* BEGIN Records supplied *
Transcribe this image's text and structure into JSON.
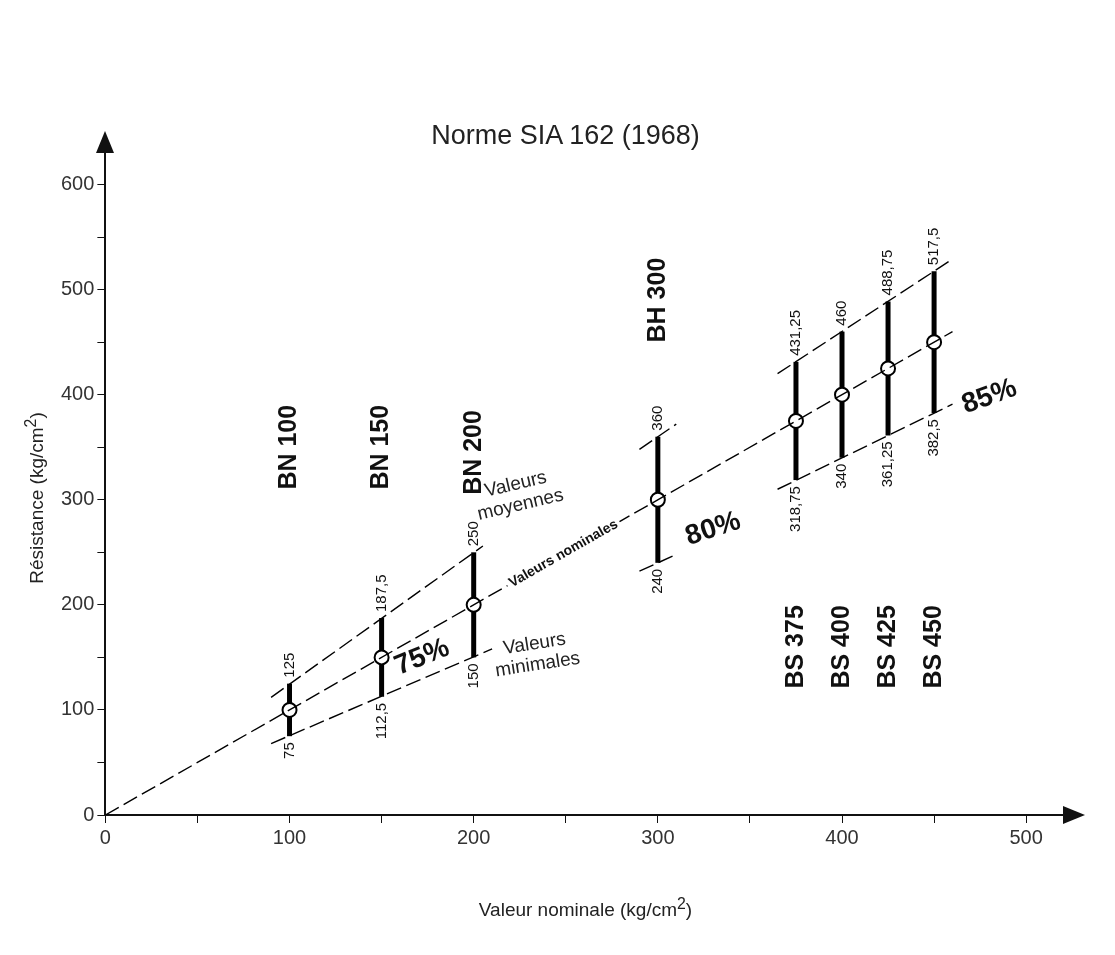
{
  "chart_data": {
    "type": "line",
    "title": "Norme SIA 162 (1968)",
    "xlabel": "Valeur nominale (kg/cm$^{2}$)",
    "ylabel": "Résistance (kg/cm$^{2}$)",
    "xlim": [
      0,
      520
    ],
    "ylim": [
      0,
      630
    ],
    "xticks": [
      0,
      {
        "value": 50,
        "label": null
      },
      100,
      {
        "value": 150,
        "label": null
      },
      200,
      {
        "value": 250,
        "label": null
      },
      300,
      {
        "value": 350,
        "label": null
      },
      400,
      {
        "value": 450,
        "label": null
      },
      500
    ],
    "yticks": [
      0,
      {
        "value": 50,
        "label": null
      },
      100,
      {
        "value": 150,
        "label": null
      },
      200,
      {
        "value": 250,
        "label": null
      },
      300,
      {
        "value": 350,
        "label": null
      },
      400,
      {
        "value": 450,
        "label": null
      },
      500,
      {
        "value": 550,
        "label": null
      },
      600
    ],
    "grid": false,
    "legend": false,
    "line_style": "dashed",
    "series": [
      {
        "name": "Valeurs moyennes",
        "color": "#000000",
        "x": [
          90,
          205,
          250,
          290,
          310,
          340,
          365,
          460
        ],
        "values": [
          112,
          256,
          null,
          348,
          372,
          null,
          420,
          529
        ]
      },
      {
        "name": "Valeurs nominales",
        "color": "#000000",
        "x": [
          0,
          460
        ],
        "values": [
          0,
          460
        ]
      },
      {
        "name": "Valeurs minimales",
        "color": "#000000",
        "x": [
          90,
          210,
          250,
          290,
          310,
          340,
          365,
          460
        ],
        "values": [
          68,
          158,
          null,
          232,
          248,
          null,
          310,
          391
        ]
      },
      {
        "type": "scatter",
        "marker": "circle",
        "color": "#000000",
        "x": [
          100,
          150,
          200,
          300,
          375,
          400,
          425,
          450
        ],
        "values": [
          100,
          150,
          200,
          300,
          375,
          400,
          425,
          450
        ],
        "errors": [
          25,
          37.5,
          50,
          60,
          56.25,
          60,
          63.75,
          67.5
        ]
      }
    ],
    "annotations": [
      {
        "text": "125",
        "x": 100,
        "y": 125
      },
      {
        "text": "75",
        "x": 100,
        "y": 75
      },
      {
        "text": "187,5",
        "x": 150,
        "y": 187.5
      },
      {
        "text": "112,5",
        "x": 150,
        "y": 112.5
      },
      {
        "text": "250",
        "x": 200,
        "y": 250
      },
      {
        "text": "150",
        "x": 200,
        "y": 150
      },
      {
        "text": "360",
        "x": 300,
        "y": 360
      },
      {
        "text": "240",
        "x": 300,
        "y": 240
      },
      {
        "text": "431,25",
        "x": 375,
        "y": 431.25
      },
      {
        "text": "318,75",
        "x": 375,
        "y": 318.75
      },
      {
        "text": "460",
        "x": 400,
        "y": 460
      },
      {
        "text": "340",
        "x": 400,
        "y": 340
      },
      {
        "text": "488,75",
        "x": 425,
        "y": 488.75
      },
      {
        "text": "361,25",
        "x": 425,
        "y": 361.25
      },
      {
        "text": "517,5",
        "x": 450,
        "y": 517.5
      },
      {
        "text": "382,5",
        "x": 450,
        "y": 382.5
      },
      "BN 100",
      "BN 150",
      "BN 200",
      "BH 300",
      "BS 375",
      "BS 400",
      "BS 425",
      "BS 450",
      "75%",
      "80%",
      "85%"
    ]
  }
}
* END Records supplied *
# What is required:
Sift the material for lines with the string "Valeurs". Copy each one found.

# Correct response:
        "name": "Valeurs moyennes",
        "name": "Valeurs nominales",
        "name": "Valeurs minimales",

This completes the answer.